■ PROBLEM DETAILS
Repeat the lines that follow, leaving nothing out.

■ Stored entries

——

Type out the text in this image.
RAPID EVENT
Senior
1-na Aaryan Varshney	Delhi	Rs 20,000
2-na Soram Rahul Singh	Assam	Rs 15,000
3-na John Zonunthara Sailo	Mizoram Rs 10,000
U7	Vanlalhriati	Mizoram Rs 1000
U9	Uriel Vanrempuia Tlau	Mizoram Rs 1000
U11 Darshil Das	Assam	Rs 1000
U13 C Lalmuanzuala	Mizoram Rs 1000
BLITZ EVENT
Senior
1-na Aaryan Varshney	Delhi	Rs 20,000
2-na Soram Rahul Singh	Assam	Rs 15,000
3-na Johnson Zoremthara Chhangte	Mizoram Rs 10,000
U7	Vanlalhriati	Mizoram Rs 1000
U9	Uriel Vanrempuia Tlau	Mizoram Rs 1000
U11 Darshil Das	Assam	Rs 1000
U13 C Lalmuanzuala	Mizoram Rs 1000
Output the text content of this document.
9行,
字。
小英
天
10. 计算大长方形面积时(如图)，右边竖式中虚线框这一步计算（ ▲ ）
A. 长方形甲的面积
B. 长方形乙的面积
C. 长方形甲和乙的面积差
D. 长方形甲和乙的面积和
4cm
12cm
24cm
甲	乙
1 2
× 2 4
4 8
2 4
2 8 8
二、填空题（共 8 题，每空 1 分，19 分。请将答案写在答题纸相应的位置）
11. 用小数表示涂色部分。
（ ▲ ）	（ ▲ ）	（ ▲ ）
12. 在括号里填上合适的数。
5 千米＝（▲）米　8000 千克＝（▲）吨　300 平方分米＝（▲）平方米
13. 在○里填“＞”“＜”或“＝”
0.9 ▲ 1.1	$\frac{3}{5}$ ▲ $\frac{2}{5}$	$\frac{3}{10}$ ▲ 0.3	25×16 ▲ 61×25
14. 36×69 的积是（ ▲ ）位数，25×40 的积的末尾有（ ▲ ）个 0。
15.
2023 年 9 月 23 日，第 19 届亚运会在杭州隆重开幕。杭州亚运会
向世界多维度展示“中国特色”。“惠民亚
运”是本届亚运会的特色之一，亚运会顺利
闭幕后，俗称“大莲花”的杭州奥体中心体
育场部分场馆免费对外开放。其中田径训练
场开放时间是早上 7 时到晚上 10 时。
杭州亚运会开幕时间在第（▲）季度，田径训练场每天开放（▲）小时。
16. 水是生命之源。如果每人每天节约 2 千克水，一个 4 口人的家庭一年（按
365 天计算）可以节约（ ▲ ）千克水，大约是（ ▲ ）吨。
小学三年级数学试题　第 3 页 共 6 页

——

■ TASK OUTPUT
Type out the text in this image.
RAPID EVENT
Senior
1-na Aaryan Varshney	Delhi	Rs 20,000
2-na Soram Rahul Singh	Assam	Rs 15,000
3-na John Zonunthara Sailo	Mizoram Rs 10,000
U7	Vanlalhriati	Mizoram Rs 1000
U9	Uriel Vanrempuia Tlau	Mizoram Rs 1000
U11 Darshil Das	Assam	Rs 1000
U13 C Lalmuanzuala	Mizoram Rs 1000
BLITZ EVENT
Senior
1-na Aaryan Varshney	Delhi	Rs 20,000
2-na Soram Rahul Singh	Assam	Rs 15,000
3-na Johnson Zoremthara Chhangte	Mizoram Rs 10,000
U7	Vanlalhriati	Mizoram Rs 1000
U9	Uriel Vanrempuia Tlau	Mizoram Rs 1000
U11 Darshil Das	Assam	Rs 1000
U13 C Lalmuanzuala	Mizoram Rs 1000
Output the text content of this document.
9行,
字。
小英
天
10. 计算大长方形面积时(如图)，右边竖式中虚线框这一步计算（ ▲ ）
A. 长方形甲的面积
B. 长方形乙的面积
C. 长方形甲和乙的面积差
D. 长方形甲和乙的面积和
4cm
12cm
24cm
甲	乙
1 2
× 2 4
4 8
2 4
2 8 8
二、填空题（共 8 题，每空 1 分，19 分。请将答案写在答题纸相应的位置）
11. 用小数表示涂色部分。
（ ▲ ）	（ ▲ ）	（ ▲ ）
12. 在括号里填上合适的数。
5 千米＝（▲）米　8000 千克＝（▲）吨　300 平方分米＝（▲）平方米
13. 在○里填“＞”“＜”或“＝”
0.9 ▲ 1.1	$\frac{3}{5}$ ▲ $\frac{2}{5}$	$\frac{3}{10}$ ▲ 0.3	25×16 ▲ 61×25
14. 36×69 的积是（ ▲ ）位数，25×40 的积的末尾有（ ▲ ）个 0。
15.
2023 年 9 月 23 日，第 19 届亚运会在杭州隆重开幕。杭州亚运会
向世界多维度展示“中国特色”。“惠民亚
运”是本届亚运会的特色之一，亚运会顺利
闭幕后，俗称“大莲花”的杭州奥体中心体
育场部分场馆免费对外开放。其中田径训练
场开放时间是早上 7 时到晚上 10 时。
杭州亚运会开幕时间在第（▲）季度，田径训练场每天开放（▲）小时。
16. 水是生命之源。如果每人每天节约 2 千克水，一个 4 口人的家庭一年（按
365 天计算）可以节约（ ▲ ）千克水，大约是（ ▲ ）吨。
小学三年级数学试题　第 3 页 共 6 页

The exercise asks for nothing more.